* WHAT YOU HAVE TO DO: Within the records that follow, find every line containing the string "score". Copy those lines.

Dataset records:
--------------------------------------------------

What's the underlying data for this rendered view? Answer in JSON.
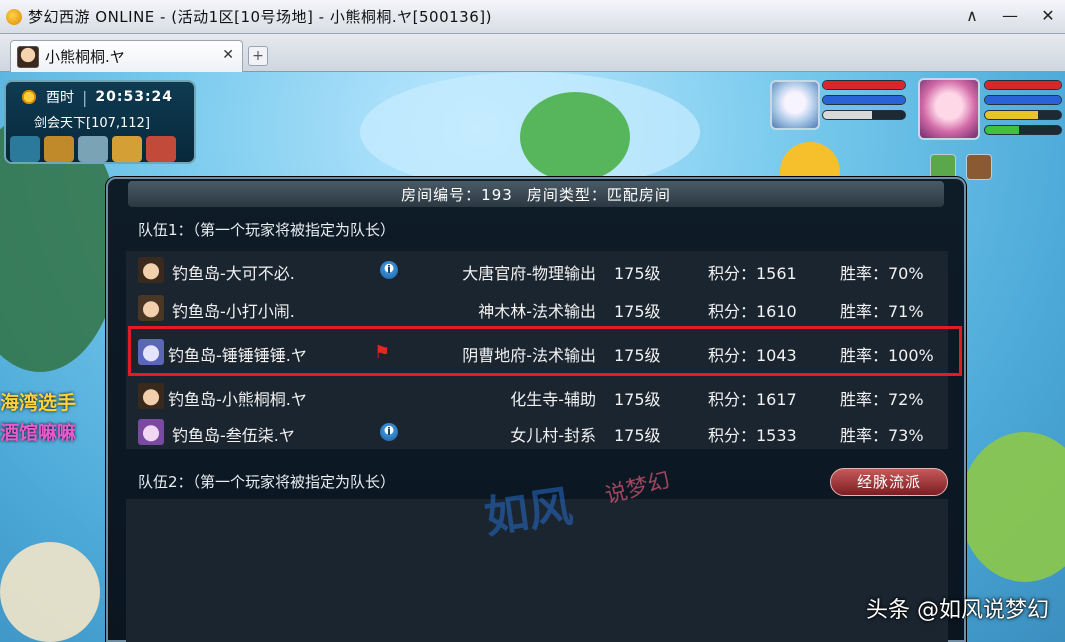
{
  "window": {
    "title": "梦幻西游 ONLINE - (活动1区[10号场地] - 小熊桐桐.ヤ[500136])",
    "controls": [
      "∧",
      "—",
      "✕"
    ]
  },
  "tabs": [
    {
      "label": "小熊桐桐.ヤ",
      "close": "✕"
    }
  ],
  "tab_add": "+",
  "hud": {
    "period": "酉时",
    "separator": "|",
    "clock": "20:53:24",
    "location": "剑会天下[107,112]"
  },
  "side_texts": [
    "海湾选手",
    "酒馆嘛嘛"
  ],
  "room": {
    "number_label": "房间编号：193",
    "type_label": "房间类型：匹配房间",
    "team1_title": "队伍1：（第一个玩家将被指定为队长）",
    "team2_title": "队伍2：（第一个玩家将被指定为队长）",
    "meridian_button": "经脉流派",
    "members": [
      {
        "name": "钓鱼岛-大可不必.",
        "badge": "i",
        "school": "大唐官府-物理输出",
        "level": "175级",
        "score": "积分：1561",
        "winrate": "胜率：70%",
        "avatar_color": "#3a2a1d"
      },
      {
        "name": "钓鱼岛-小打小闹.",
        "badge": "",
        "school": "神木林-法术输出",
        "level": "175级",
        "score": "积分：1610",
        "winrate": "胜率：71%",
        "avatar_color": "#4a3624"
      },
      {
        "name": "钓鱼岛-锤锤锤锤.ヤ",
        "badge": "",
        "flag": "⚑",
        "school": "阴曹地府-法术输出",
        "level": "175级",
        "score": "积分：1043",
        "winrate": "胜率：100%",
        "avatar_color": "#5a66b8"
      },
      {
        "name": "钓鱼岛-小熊桐桐.ヤ",
        "badge": "",
        "school": "化生寺-辅助",
        "level": "175级",
        "score": "积分：1617",
        "winrate": "胜率：72%",
        "avatar_color": "#3a2a1d"
      },
      {
        "name": "钓鱼岛-叁伍柒.ヤ",
        "badge": "i",
        "school": "女儿村-封系",
        "level": "175级",
        "score": "积分：1533",
        "winrate": "胜率：73%",
        "avatar_color": "#7a4aa0"
      }
    ]
  },
  "watermark": {
    "main": "如风",
    "sub": "说梦幻"
  },
  "credit": "头条 @如风说梦幻",
  "colors": {
    "highlight_border": "#e21b26",
    "dialog_bg": "#0e1c28",
    "hp": "#d8262a",
    "mp": "#2a63d8"
  }
}
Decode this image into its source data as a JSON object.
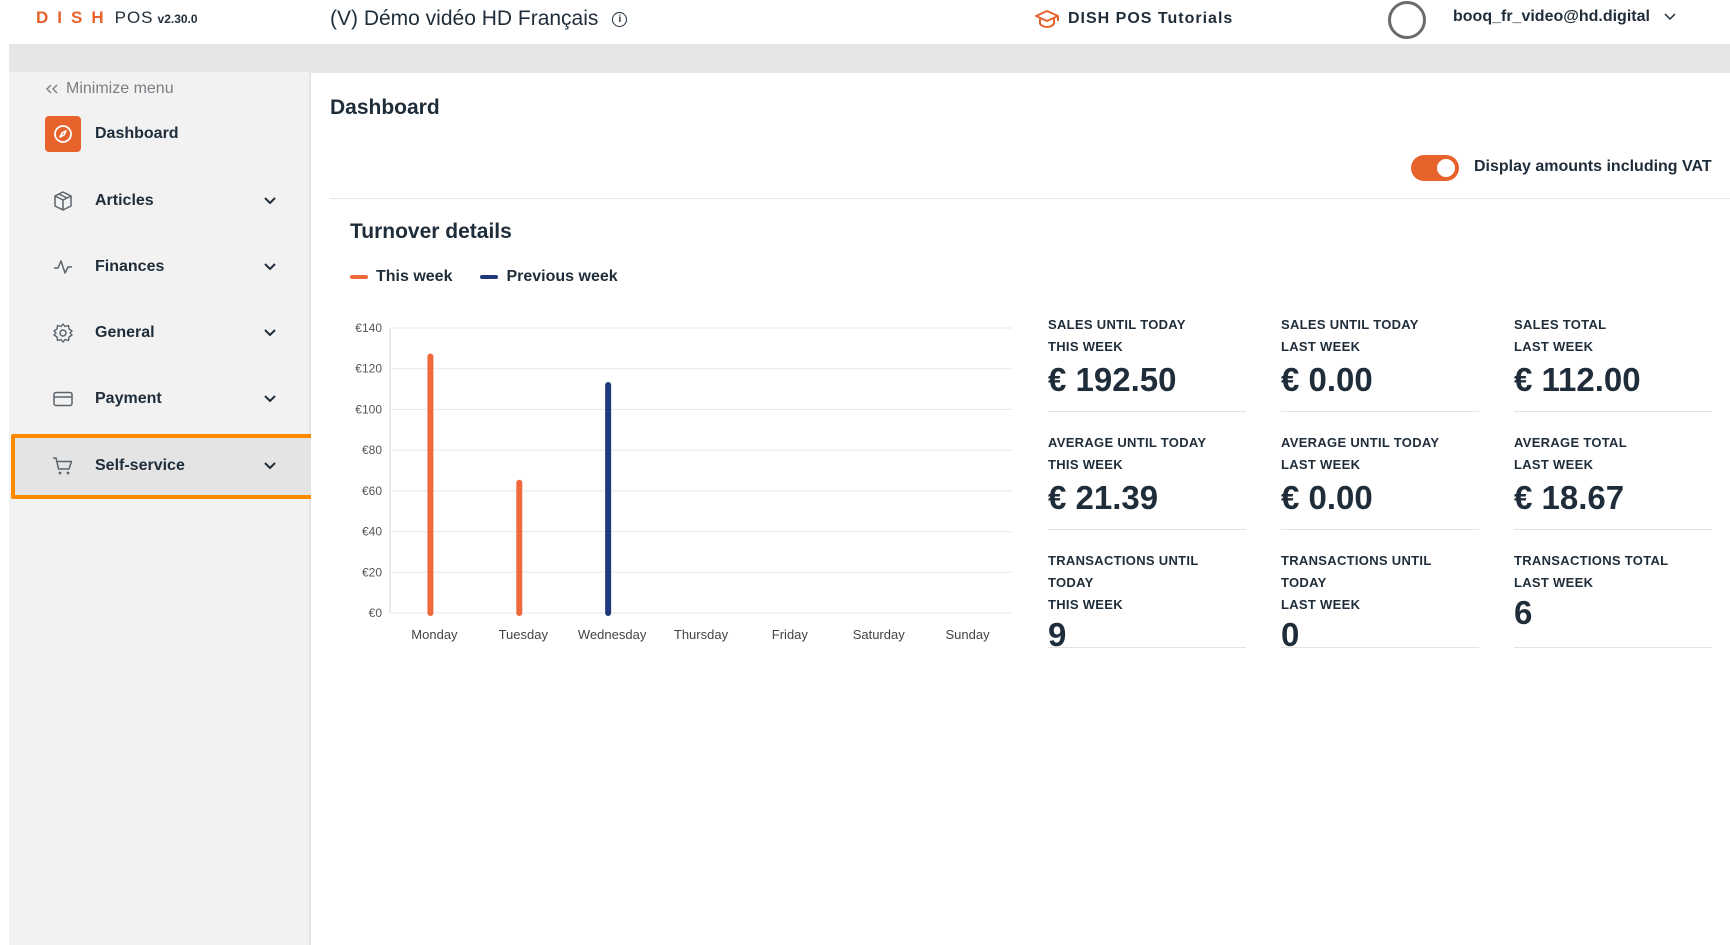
{
  "header": {
    "logo_dish": "DISH",
    "logo_pos": "POS",
    "version": "v2.30.0",
    "venue_name": "(V) Démo vidéo HD Français",
    "tutorials_label": "DISH POS Tutorials",
    "user_email": "booq_fr_video@hd.digital"
  },
  "sidebar": {
    "minimize_label": "Minimize menu",
    "items": [
      {
        "label": "Dashboard",
        "icon": "compass-icon"
      },
      {
        "label": "Articles",
        "icon": "box-icon"
      },
      {
        "label": "Finances",
        "icon": "pulse-icon"
      },
      {
        "label": "General",
        "icon": "gear-icon"
      },
      {
        "label": "Payment",
        "icon": "card-icon"
      },
      {
        "label": "Self-service",
        "icon": "cart-icon"
      }
    ]
  },
  "main": {
    "page_title": "Dashboard",
    "vat_label": "Display amounts including VAT",
    "vat_enabled": true,
    "section_title": "Turnover details",
    "legend": {
      "this_week": "This week",
      "previous_week": "Previous week"
    }
  },
  "colors": {
    "accent": "#e8632b",
    "this_week": "#ee6a3d",
    "previous_week": "#1f3a7a",
    "highlight": "#ff8a00"
  },
  "chart_data": {
    "type": "bar",
    "categories": [
      "Monday",
      "Tuesday",
      "Wednesday",
      "Thursday",
      "Friday",
      "Saturday",
      "Sunday"
    ],
    "series": [
      {
        "name": "This week",
        "values": [
          126,
          64,
          null,
          null,
          null,
          null,
          null
        ]
      },
      {
        "name": "Previous week",
        "values": [
          null,
          null,
          112,
          null,
          null,
          null,
          null
        ]
      }
    ],
    "yticks": [
      "€0",
      "€20",
      "€40",
      "€60",
      "€80",
      "€100",
      "€120",
      "€140"
    ],
    "ylim": [
      0,
      140
    ],
    "grid": true
  },
  "stats": [
    {
      "label_lines": [
        "SALES UNTIL TODAY",
        "THIS WEEK"
      ],
      "value": "€ 192.50"
    },
    {
      "label_lines": [
        "SALES UNTIL TODAY",
        "LAST WEEK"
      ],
      "value": "€ 0.00"
    },
    {
      "label_lines": [
        "SALES TOTAL",
        "LAST WEEK"
      ],
      "value": "€ 112.00"
    },
    {
      "label_lines": [
        "AVERAGE UNTIL TODAY",
        "THIS WEEK"
      ],
      "value": "€ 21.39"
    },
    {
      "label_lines": [
        "AVERAGE UNTIL TODAY",
        "LAST WEEK"
      ],
      "value": "€ 0.00"
    },
    {
      "label_lines": [
        "AVERAGE TOTAL",
        "LAST WEEK"
      ],
      "value": "€ 18.67"
    },
    {
      "label_lines": [
        "TRANSACTIONS UNTIL",
        "TODAY",
        "THIS WEEK"
      ],
      "value": "9"
    },
    {
      "label_lines": [
        "TRANSACTIONS UNTIL",
        "TODAY",
        "LAST WEEK"
      ],
      "value": "0"
    },
    {
      "label_lines": [
        "TRANSACTIONS TOTAL",
        "LAST WEEK"
      ],
      "value": "6"
    }
  ]
}
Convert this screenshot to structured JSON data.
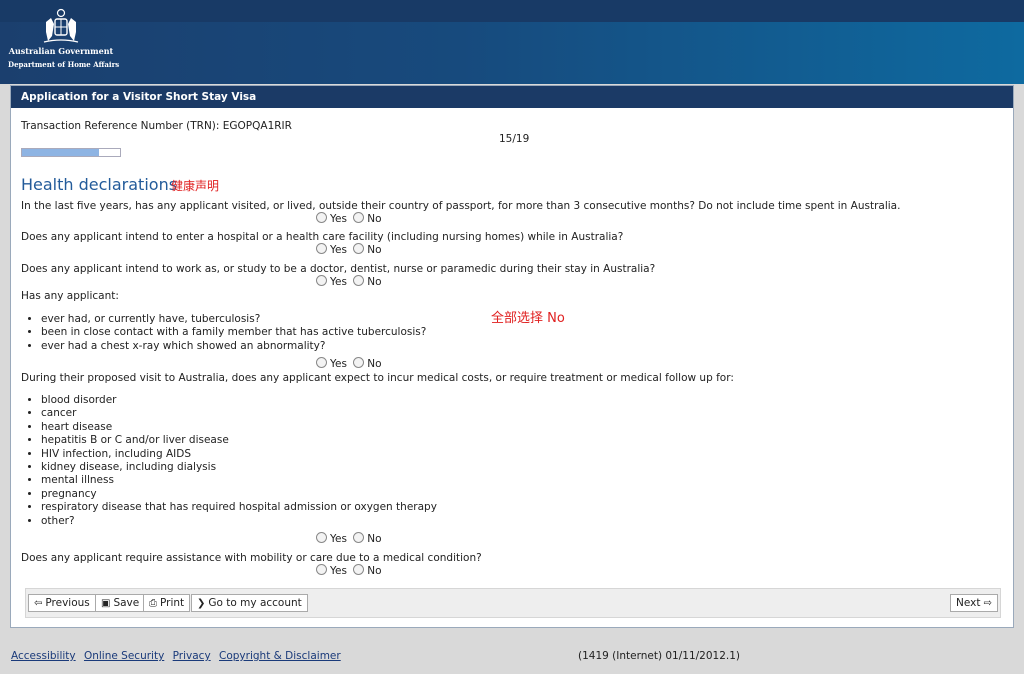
{
  "header": {
    "org_line1": "Australian Government",
    "org_line2": "Department of Home Affairs"
  },
  "panel": {
    "title": "Application for a Visitor Short Stay Visa",
    "trn": "Transaction Reference Number (TRN): EGOPQA1RIR",
    "step": "15/19",
    "progress": 0.79
  },
  "section": {
    "title": "Health declarations",
    "note_cn": "健康声明",
    "note_cn_all_no": "全部选择 No"
  },
  "options": {
    "yes": "Yes",
    "no": "No"
  },
  "questions": [
    {
      "text": "In the last five years, has any applicant visited, or lived, outside their country of passport, for more than 3 consecutive months? Do not include time spent in Australia."
    },
    {
      "text": "Does any applicant intend to enter a hospital or a health care facility (including nursing homes) while in Australia?"
    },
    {
      "text": "Does any applicant intend to work as, or study to be a doctor, dentist, nurse or paramedic during their stay in Australia?"
    },
    {
      "text": "Has any applicant:",
      "bullets": [
        "ever had, or currently have, tuberculosis?",
        "been in close contact with a family member that has active tuberculosis?",
        "ever had a chest x-ray which showed an abnormality?"
      ]
    },
    {
      "text": "During their proposed visit to Australia, does any applicant expect to incur medical costs, or require treatment or medical follow up for:",
      "bullets": [
        "blood disorder",
        "cancer",
        "heart disease",
        "hepatitis B or C and/or liver disease",
        "HIV infection, including AIDS",
        "kidney disease, including dialysis",
        "mental illness",
        "pregnancy",
        "respiratory disease that has required hospital admission or oxygen therapy",
        "other?"
      ]
    },
    {
      "text": "Does any applicant require assistance with mobility or care due to a medical condition?"
    }
  ],
  "buttons": {
    "previous": "Previous",
    "save": "Save",
    "print": "Print",
    "account": "Go to my account",
    "next": "Next"
  },
  "icons": {
    "previous": "arrow-left-outline-icon",
    "save": "floppy-disk-icon",
    "print": "printer-icon",
    "account": "chevron-right-icon",
    "next": "arrow-right-outline-icon"
  },
  "footer": {
    "links": [
      "Accessibility",
      "Online Security",
      "Privacy",
      "Copyright & Disclaimer"
    ],
    "version": "(1419 (Internet) 01/11/2012.1)"
  }
}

--------------------------------------------------

* COMPLETED TASK:
        "score": "积分：1561",
        "score": "积分：1610",
        "score": "积分：1043",
        "score": "积分：1617",
        "score": "积分：1533",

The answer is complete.